**Written exercise:** Extract each line from the entries below that has the string "энергию" in it.

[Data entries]

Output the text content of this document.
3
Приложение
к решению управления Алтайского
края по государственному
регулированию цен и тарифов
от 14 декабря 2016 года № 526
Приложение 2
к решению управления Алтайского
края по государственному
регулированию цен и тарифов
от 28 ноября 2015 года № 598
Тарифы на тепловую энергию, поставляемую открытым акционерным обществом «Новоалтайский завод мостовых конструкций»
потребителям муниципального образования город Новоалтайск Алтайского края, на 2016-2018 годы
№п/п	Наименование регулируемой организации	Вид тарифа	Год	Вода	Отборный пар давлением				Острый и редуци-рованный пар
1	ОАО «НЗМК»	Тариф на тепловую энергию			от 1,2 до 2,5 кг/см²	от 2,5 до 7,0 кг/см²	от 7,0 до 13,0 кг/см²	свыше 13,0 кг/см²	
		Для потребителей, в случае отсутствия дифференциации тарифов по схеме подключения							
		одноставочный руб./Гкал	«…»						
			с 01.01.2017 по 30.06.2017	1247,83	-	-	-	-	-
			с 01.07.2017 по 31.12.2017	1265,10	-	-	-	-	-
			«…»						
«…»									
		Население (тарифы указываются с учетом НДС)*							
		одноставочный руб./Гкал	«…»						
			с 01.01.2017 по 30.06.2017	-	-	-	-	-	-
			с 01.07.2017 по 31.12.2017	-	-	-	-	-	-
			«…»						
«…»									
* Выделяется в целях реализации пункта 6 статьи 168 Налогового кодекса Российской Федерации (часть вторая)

**Problem solution:**
Тарифы на тепловую энергию, поставляемую открытым акционерным обществом «Новоалтайский завод мостовых конструкций»
1	ОАО «НЗМК»	Тариф на тепловую энергию			от 1,2 до 2,5 кг/см²	от 2,5 до 7,0 кг/см²	от 7,0 до 13,0 кг/см²	свыше 13,0 кг/см²	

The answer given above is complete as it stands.